■ Request
Leave the pictures out, and retype all of the material exactly as written.

■ Dataset rows
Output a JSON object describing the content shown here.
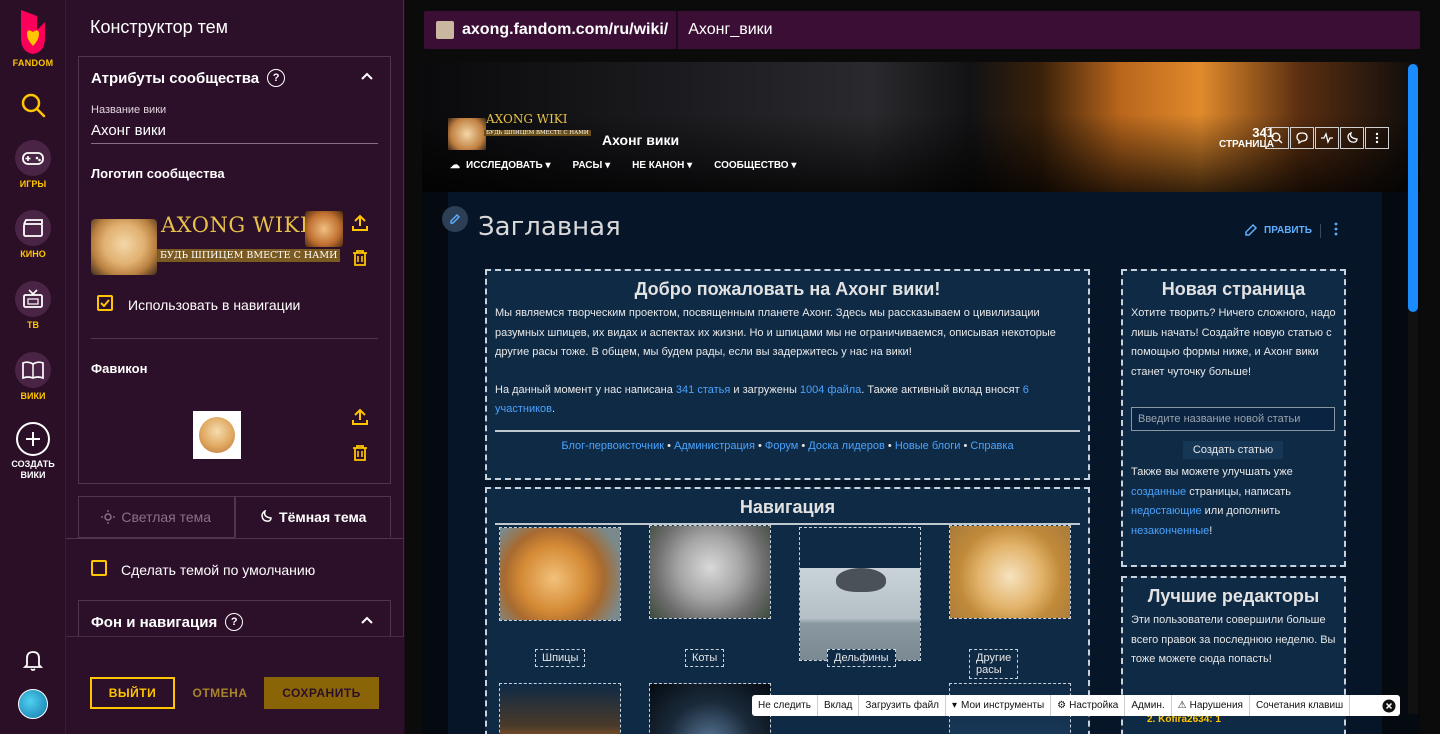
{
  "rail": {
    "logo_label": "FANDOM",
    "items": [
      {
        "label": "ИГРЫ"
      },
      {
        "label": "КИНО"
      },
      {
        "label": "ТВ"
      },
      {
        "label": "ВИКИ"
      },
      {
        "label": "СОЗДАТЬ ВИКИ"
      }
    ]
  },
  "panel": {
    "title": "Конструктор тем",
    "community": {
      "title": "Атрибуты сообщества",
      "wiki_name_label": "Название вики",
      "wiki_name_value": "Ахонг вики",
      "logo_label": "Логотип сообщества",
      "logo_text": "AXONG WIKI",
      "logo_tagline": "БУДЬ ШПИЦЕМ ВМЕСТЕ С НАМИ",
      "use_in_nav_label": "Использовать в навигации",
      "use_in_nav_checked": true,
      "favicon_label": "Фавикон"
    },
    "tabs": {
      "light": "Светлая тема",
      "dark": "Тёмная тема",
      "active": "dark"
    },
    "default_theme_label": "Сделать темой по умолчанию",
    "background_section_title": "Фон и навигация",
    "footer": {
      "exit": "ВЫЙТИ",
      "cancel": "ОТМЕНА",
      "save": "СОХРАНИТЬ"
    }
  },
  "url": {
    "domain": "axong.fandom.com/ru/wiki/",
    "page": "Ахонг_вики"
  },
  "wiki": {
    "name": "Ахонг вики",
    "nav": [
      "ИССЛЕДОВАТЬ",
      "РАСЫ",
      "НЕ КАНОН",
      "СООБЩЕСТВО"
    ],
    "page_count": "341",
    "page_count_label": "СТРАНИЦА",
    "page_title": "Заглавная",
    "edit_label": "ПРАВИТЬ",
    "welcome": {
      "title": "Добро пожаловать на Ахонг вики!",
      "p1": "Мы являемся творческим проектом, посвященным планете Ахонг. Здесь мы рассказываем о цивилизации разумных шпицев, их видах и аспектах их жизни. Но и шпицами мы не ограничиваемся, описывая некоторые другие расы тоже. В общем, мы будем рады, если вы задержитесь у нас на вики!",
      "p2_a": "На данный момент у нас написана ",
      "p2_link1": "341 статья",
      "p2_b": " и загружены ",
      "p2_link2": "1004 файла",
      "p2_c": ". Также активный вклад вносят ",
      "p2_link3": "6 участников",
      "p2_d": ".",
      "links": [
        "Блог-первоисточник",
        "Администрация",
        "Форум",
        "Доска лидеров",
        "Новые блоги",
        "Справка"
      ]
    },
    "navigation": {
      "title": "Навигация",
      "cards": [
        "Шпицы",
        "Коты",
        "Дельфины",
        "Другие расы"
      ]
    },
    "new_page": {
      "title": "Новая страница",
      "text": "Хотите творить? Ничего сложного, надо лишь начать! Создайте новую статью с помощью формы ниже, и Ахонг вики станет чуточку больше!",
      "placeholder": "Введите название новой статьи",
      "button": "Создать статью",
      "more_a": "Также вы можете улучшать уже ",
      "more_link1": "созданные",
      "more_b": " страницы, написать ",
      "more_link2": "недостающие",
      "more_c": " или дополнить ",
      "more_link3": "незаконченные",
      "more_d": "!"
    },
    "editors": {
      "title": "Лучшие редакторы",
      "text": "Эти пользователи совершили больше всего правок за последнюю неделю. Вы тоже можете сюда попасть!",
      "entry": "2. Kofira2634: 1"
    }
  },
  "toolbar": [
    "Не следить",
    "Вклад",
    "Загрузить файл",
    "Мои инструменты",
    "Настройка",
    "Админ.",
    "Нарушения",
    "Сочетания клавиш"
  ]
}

■ Result of this task
Output a JSON object describing the content shown here.
{
  "rail": {
    "logo_label": "FANDOM",
    "items": [
      {
        "label": "ИГРЫ"
      },
      {
        "label": "КИНО"
      },
      {
        "label": "ТВ"
      },
      {
        "label": "ВИКИ"
      },
      {
        "label": "СОЗДАТЬ ВИКИ"
      }
    ]
  },
  "panel": {
    "title": "Конструктор тем",
    "community": {
      "title": "Атрибуты сообщества",
      "wiki_name_label": "Название вики",
      "wiki_name_value": "Ахонг вики",
      "logo_label": "Логотип сообщества",
      "logo_text": "AXONG WIKI",
      "logo_tagline": "БУДЬ ШПИЦЕМ ВМЕСТЕ С НАМИ",
      "use_in_nav_label": "Использовать в навигации",
      "use_in_nav_checked": true,
      "favicon_label": "Фавикон"
    },
    "tabs": {
      "light": "Светлая тема",
      "dark": "Тёмная тема",
      "active": "dark"
    },
    "default_theme_label": "Сделать темой по умолчанию",
    "background_section_title": "Фон и навигация",
    "footer": {
      "exit": "ВЫЙТИ",
      "cancel": "ОТМЕНА",
      "save": "СОХРАНИТЬ"
    }
  },
  "url": {
    "domain": "axong.fandom.com/ru/wiki/",
    "page": "Ахонг_вики"
  },
  "wiki": {
    "name": "Ахонг вики",
    "nav": [
      "ИССЛЕДОВАТЬ",
      "РАСЫ",
      "НЕ КАНОН",
      "СООБЩЕСТВО"
    ],
    "page_count": "341",
    "page_count_label": "СТРАНИЦА",
    "page_title": "Заглавная",
    "edit_label": "ПРАВИТЬ",
    "welcome": {
      "title": "Добро пожаловать на Ахонг вики!",
      "p1": "Мы являемся творческим проектом, посвященным планете Ахонг. Здесь мы рассказываем о цивилизации разумных шпицев, их видах и аспектах их жизни. Но и шпицами мы не ограничиваемся, описывая некоторые другие расы тоже. В общем, мы будем рады, если вы задержитесь у нас на вики!",
      "p2_a": "На данный момент у нас написана ",
      "p2_link1": "341 статья",
      "p2_b": " и загружены ",
      "p2_link2": "1004 файла",
      "p2_c": ". Также активный вклад вносят ",
      "p2_link3": "6 участников",
      "p2_d": ".",
      "links": [
        "Блог-первоисточник",
        "Администрация",
        "Форум",
        "Доска лидеров",
        "Новые блоги",
        "Справка"
      ]
    },
    "navigation": {
      "title": "Навигация",
      "cards": [
        "Шпицы",
        "Коты",
        "Дельфины",
        "Другие расы"
      ]
    },
    "new_page": {
      "title": "Новая страница",
      "text": "Хотите творить? Ничего сложного, надо лишь начать! Создайте новую статью с помощью формы ниже, и Ахонг вики станет чуточку больше!",
      "placeholder": "Введите название новой статьи",
      "button": "Создать статью",
      "more_a": "Также вы можете улучшать уже ",
      "more_link1": "созданные",
      "more_b": " страницы, написать ",
      "more_link2": "недостающие",
      "more_c": " или дополнить ",
      "more_link3": "незаконченные",
      "more_d": "!"
    },
    "editors": {
      "title": "Лучшие редакторы",
      "text": "Эти пользователи совершили больше всего правок за последнюю неделю. Вы тоже можете сюда попасть!",
      "entry": "2. Kofira2634: 1"
    }
  },
  "toolbar": [
    "Не следить",
    "Вклад",
    "Загрузить файл",
    "Мои инструменты",
    "Настройка",
    "Админ.",
    "Нарушения",
    "Сочетания клавиш"
  ]
}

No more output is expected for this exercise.